Data records
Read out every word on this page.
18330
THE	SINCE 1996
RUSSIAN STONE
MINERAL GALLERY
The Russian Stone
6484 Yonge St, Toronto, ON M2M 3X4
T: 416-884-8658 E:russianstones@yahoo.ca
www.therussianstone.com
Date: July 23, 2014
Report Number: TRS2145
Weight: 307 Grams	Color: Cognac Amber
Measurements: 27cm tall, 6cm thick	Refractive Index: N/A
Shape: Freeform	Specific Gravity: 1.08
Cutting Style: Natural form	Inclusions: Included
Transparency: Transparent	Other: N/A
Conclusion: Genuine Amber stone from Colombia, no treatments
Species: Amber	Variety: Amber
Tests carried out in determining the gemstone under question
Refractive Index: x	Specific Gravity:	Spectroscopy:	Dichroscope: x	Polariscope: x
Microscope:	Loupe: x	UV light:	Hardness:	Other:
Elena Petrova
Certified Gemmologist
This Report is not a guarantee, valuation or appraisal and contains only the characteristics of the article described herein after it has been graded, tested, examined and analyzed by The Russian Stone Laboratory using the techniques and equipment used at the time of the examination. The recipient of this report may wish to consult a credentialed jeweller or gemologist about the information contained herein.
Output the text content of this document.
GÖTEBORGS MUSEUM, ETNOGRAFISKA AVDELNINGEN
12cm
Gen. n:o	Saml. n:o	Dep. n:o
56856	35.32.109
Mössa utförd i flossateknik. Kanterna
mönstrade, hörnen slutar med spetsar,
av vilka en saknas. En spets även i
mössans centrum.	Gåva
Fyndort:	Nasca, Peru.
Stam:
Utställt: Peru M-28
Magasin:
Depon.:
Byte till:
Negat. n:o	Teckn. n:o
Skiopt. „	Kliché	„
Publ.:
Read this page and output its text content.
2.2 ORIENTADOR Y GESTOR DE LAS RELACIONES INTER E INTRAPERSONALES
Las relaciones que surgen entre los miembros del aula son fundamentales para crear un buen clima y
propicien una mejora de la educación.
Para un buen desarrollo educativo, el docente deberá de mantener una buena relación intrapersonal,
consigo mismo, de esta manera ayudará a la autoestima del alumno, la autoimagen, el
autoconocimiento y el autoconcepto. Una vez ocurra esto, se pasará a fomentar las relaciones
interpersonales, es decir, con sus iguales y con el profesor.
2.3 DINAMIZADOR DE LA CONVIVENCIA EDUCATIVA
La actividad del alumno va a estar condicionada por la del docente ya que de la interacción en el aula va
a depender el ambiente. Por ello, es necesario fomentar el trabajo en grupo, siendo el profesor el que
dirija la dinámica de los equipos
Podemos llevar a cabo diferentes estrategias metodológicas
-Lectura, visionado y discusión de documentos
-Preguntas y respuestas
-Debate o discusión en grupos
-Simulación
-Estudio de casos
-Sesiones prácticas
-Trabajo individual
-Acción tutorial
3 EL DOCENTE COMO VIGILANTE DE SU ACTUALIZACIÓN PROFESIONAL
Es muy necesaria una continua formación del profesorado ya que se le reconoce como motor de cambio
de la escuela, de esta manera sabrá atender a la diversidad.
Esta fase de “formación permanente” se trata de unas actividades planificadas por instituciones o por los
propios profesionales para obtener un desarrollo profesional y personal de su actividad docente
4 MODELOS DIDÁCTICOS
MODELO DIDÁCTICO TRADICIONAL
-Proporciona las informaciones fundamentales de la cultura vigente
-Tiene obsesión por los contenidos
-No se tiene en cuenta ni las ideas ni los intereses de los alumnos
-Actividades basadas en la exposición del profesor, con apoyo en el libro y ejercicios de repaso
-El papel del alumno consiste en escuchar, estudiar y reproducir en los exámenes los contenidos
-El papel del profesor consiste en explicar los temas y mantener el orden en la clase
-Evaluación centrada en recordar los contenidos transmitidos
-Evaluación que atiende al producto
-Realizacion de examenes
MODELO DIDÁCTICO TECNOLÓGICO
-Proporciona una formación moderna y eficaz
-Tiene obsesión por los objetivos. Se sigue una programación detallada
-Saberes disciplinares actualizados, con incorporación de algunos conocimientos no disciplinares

EXERCISE: Write out the data again, exactly and in full.

FINISHED TASK:
Read out every word on this page.
18330
THE	SINCE 1996
RUSSIAN STONE
MINERAL GALLERY
The Russian Stone
6484 Yonge St, Toronto, ON M2M 3X4
T: 416-884-8658 E:russianstones@yahoo.ca
www.therussianstone.com
Date: July 23, 2014
Report Number: TRS2145
Weight: 307 Grams	Color: Cognac Amber
Measurements: 27cm tall, 6cm thick	Refractive Index: N/A
Shape: Freeform	Specific Gravity: 1.08
Cutting Style: Natural form	Inclusions: Included
Transparency: Transparent	Other: N/A
Conclusion: Genuine Amber stone from Colombia, no treatments
Species: Amber	Variety: Amber
Tests carried out in determining the gemstone under question
Refractive Index: x	Specific Gravity:	Spectroscopy:	Dichroscope: x	Polariscope: x
Microscope:	Loupe: x	UV light:	Hardness:	Other:
Elena Petrova
Certified Gemmologist
This Report is not a guarantee, valuation or appraisal and contains only the characteristics of the article described herein after it has been graded, tested, examined and analyzed by The Russian Stone Laboratory using the techniques and equipment used at the time of the examination. The recipient of this report may wish to consult a credentialed jeweller or gemologist about the information contained herein.
Output the text content of this document.
GÖTEBORGS MUSEUM, ETNOGRAFISKA AVDELNINGEN
12cm
Gen. n:o	Saml. n:o	Dep. n:o
56856	35.32.109
Mössa utförd i flossateknik. Kanterna
mönstrade, hörnen slutar med spetsar,
av vilka en saknas. En spets även i
mössans centrum.	Gåva
Fyndort:	Nasca, Peru.
Stam:
Utställt: Peru M-28
Magasin:
Depon.:
Byte till:
Negat. n:o	Teckn. n:o
Skiopt. „	Kliché	„
Publ.:
Read this page and output its text content.
2.2 ORIENTADOR Y GESTOR DE LAS RELACIONES INTER E INTRAPERSONALES
Las relaciones que surgen entre los miembros del aula son fundamentales para crear un buen clima y
propicien una mejora de la educación.
Para un buen desarrollo educativo, el docente deberá de mantener una buena relación intrapersonal,
consigo mismo, de esta manera ayudará a la autoestima del alumno, la autoimagen, el
autoconocimiento y el autoconcepto. Una vez ocurra esto, se pasará a fomentar las relaciones
interpersonales, es decir, con sus iguales y con el profesor.
2.3 DINAMIZADOR DE LA CONVIVENCIA EDUCATIVA
La actividad del alumno va a estar condicionada por la del docente ya que de la interacción en el aula va
a depender el ambiente. Por ello, es necesario fomentar el trabajo en grupo, siendo el profesor el que
dirija la dinámica de los equipos
Podemos llevar a cabo diferentes estrategias metodológicas
-Lectura, visionado y discusión de documentos
-Preguntas y respuestas
-Debate o discusión en grupos
-Simulación
-Estudio de casos
-Sesiones prácticas
-Trabajo individual
-Acción tutorial
3 EL DOCENTE COMO VIGILANTE DE SU ACTUALIZACIÓN PROFESIONAL
Es muy necesaria una continua formación del profesorado ya que se le reconoce como motor de cambio
de la escuela, de esta manera sabrá atender a la diversidad.
Esta fase de “formación permanente” se trata de unas actividades planificadas por instituciones o por los
propios profesionales para obtener un desarrollo profesional y personal de su actividad docente
4 MODELOS DIDÁCTICOS
MODELO DIDÁCTICO TRADICIONAL
-Proporciona las informaciones fundamentales de la cultura vigente
-Tiene obsesión por los contenidos
-No se tiene en cuenta ni las ideas ni los intereses de los alumnos
-Actividades basadas en la exposición del profesor, con apoyo en el libro y ejercicios de repaso
-El papel del alumno consiste en escuchar, estudiar y reproducir en los exámenes los contenidos
-El papel del profesor consiste en explicar los temas y mantener el orden en la clase
-Evaluación centrada en recordar los contenidos transmitidos
-Evaluación que atiende al producto
-Realizacion de examenes
MODELO DIDÁCTICO TECNOLÓGICO
-Proporciona una formación moderna y eficaz
-Tiene obsesión por los objetivos. Se sigue una programación detallada
-Saberes disciplinares actualizados, con incorporación de algunos conocimientos no disciplinares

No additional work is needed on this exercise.